## Task to complete
Print all the data, keeping every line exactly as it is.

## Data entries
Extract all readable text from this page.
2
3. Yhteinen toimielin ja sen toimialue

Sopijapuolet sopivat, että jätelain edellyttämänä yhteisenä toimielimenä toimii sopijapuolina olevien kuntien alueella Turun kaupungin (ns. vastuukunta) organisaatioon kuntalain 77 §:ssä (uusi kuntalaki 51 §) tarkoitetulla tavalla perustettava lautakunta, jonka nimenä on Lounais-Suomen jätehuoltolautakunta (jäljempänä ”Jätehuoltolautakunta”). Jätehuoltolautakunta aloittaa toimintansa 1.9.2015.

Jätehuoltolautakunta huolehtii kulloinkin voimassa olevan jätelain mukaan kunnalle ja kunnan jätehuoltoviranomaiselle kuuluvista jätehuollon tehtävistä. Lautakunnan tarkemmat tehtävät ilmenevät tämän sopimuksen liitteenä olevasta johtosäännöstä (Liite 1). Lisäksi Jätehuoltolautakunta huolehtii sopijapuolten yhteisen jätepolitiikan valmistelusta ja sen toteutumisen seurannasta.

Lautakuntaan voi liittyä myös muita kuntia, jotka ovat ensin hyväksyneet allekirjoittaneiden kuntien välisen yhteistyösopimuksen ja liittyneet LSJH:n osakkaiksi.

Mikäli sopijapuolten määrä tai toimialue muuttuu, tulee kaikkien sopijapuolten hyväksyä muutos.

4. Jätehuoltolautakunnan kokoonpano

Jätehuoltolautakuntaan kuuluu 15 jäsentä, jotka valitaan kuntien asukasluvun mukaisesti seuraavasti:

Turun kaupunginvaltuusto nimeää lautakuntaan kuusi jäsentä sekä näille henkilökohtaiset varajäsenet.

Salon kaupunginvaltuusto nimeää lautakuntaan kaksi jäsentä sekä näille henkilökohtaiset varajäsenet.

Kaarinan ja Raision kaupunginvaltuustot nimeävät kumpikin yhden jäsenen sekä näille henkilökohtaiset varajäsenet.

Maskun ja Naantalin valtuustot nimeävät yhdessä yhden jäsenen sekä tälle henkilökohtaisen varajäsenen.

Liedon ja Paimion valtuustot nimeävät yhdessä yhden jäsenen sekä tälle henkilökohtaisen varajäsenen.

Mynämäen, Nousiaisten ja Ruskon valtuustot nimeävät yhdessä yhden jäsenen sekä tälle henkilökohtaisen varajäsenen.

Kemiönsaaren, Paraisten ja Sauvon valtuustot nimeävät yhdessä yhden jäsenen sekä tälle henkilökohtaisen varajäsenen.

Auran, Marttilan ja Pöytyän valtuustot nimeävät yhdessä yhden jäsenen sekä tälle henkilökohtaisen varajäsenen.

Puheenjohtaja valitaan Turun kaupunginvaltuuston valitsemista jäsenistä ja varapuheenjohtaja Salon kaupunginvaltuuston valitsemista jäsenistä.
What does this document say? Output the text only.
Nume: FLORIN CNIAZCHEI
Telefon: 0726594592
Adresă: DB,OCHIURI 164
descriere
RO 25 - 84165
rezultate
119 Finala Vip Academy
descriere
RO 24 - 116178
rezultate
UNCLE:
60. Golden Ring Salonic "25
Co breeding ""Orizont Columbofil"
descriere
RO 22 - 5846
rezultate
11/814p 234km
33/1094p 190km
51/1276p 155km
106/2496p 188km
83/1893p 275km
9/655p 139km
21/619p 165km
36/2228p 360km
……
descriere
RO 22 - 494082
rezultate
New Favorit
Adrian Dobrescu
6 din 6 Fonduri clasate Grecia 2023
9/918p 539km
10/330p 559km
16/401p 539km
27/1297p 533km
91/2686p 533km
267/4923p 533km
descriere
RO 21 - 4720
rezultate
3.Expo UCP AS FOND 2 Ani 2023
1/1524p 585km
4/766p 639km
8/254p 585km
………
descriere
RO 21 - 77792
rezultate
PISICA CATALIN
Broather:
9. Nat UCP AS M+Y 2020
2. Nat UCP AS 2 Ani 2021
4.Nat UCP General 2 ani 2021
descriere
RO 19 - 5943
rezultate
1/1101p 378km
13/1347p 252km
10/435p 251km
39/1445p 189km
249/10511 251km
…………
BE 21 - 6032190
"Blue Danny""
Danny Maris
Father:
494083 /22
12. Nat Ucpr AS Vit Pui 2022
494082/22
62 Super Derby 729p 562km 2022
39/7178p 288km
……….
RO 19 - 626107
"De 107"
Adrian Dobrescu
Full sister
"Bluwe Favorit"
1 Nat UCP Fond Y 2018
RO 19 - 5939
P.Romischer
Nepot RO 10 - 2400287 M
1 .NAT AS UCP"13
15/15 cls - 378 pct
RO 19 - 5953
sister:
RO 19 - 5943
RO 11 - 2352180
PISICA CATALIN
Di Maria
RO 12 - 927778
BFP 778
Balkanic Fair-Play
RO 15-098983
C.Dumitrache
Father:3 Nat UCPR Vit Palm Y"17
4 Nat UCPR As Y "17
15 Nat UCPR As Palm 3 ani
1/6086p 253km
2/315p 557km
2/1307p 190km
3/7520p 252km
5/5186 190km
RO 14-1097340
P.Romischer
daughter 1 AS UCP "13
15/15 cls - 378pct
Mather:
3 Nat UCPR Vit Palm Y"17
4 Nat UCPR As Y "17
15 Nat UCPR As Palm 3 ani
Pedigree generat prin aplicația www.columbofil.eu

## Response
Extract all readable text from this page.
2
3. Yhteinen toimielin ja sen toimialue

Sopijapuolet sopivat, että jätelain edellyttämänä yhteisenä toimielimenä toimii sopijapuolina olevien kuntien alueella Turun kaupungin (ns. vastuukunta) organisaatioon kuntalain 77 §:ssä (uusi kuntalaki 51 §) tarkoitetulla tavalla perustettava lautakunta, jonka nimenä on Lounais-Suomen jätehuoltolautakunta (jäljempänä ”Jätehuoltolautakunta”). Jätehuoltolautakunta aloittaa toimintansa 1.9.2015.

Jätehuoltolautakunta huolehtii kulloinkin voimassa olevan jätelain mukaan kunnalle ja kunnan jätehuoltoviranomaiselle kuuluvista jätehuollon tehtävistä. Lautakunnan tarkemmat tehtävät ilmenevät tämän sopimuksen liitteenä olevasta johtosäännöstä (Liite 1). Lisäksi Jätehuoltolautakunta huolehtii sopijapuolten yhteisen jätepolitiikan valmistelusta ja sen toteutumisen seurannasta.

Lautakuntaan voi liittyä myös muita kuntia, jotka ovat ensin hyväksyneet allekirjoittaneiden kuntien välisen yhteistyösopimuksen ja liittyneet LSJH:n osakkaiksi.

Mikäli sopijapuolten määrä tai toimialue muuttuu, tulee kaikkien sopijapuolten hyväksyä muutos.

4. Jätehuoltolautakunnan kokoonpano

Jätehuoltolautakuntaan kuuluu 15 jäsentä, jotka valitaan kuntien asukasluvun mukaisesti seuraavasti:

Turun kaupunginvaltuusto nimeää lautakuntaan kuusi jäsentä sekä näille henkilökohtaiset varajäsenet.

Salon kaupunginvaltuusto nimeää lautakuntaan kaksi jäsentä sekä näille henkilökohtaiset varajäsenet.

Kaarinan ja Raision kaupunginvaltuustot nimeävät kumpikin yhden jäsenen sekä näille henkilökohtaiset varajäsenet.

Maskun ja Naantalin valtuustot nimeävät yhdessä yhden jäsenen sekä tälle henkilökohtaisen varajäsenen.

Liedon ja Paimion valtuustot nimeävät yhdessä yhden jäsenen sekä tälle henkilökohtaisen varajäsenen.

Mynämäen, Nousiaisten ja Ruskon valtuustot nimeävät yhdessä yhden jäsenen sekä tälle henkilökohtaisen varajäsenen.

Kemiönsaaren, Paraisten ja Sauvon valtuustot nimeävät yhdessä yhden jäsenen sekä tälle henkilökohtaisen varajäsenen.

Auran, Marttilan ja Pöytyän valtuustot nimeävät yhdessä yhden jäsenen sekä tälle henkilökohtaisen varajäsenen.

Puheenjohtaja valitaan Turun kaupunginvaltuuston valitsemista jäsenistä ja varapuheenjohtaja Salon kaupunginvaltuuston valitsemista jäsenistä.
What does this document say? Output the text only.
Nume: FLORIN CNIAZCHEI
Telefon: 0726594592
Adresă: DB,OCHIURI 164
descriere
RO 25 - 84165
rezultate
119 Finala Vip Academy
descriere
RO 24 - 116178
rezultate
UNCLE:
60. Golden Ring Salonic "25
Co breeding ""Orizont Columbofil"
descriere
RO 22 - 5846
rezultate
11/814p 234km
33/1094p 190km
51/1276p 155km
106/2496p 188km
83/1893p 275km
9/655p 139km
21/619p 165km
36/2228p 360km
……
descriere
RO 22 - 494082
rezultate
New Favorit
Adrian Dobrescu
6 din 6 Fonduri clasate Grecia 2023
9/918p 539km
10/330p 559km
16/401p 539km
27/1297p 533km
91/2686p 533km
267/4923p 533km
descriere
RO 21 - 4720
rezultate
3.Expo UCP AS FOND 2 Ani 2023
1/1524p 585km
4/766p 639km
8/254p 585km
………
descriere
RO 21 - 77792
rezultate
PISICA CATALIN
Broather:
9. Nat UCP AS M+Y 2020
2. Nat UCP AS 2 Ani 2021
4.Nat UCP General 2 ani 2021
descriere
RO 19 - 5943
rezultate
1/1101p 378km
13/1347p 252km
10/435p 251km
39/1445p 189km
249/10511 251km
…………
BE 21 - 6032190
"Blue Danny""
Danny Maris
Father:
494083 /22
12. Nat Ucpr AS Vit Pui 2022
494082/22
62 Super Derby 729p 562km 2022
39/7178p 288km
……….
RO 19 - 626107
"De 107"
Adrian Dobrescu
Full sister
"Bluwe Favorit"
1 Nat UCP Fond Y 2018
RO 19 - 5939
P.Romischer
Nepot RO 10 - 2400287 M
1 .NAT AS UCP"13
15/15 cls - 378 pct
RO 19 - 5953
sister:
RO 19 - 5943
RO 11 - 2352180
PISICA CATALIN
Di Maria
RO 12 - 927778
BFP 778
Balkanic Fair-Play
RO 15-098983
C.Dumitrache
Father:3 Nat UCPR Vit Palm Y"17
4 Nat UCPR As Y "17
15 Nat UCPR As Palm 3 ani
1/6086p 253km
2/315p 557km
2/1307p 190km
3/7520p 252km
5/5186 190km
RO 14-1097340
P.Romischer
daughter 1 AS UCP "13
15/15 cls - 378pct
Mather:
3 Nat UCPR Vit Palm Y"17
4 Nat UCPR As Y "17
15 Nat UCPR As Palm 3 ani
Pedigree generat prin aplicația www.columbofil.eu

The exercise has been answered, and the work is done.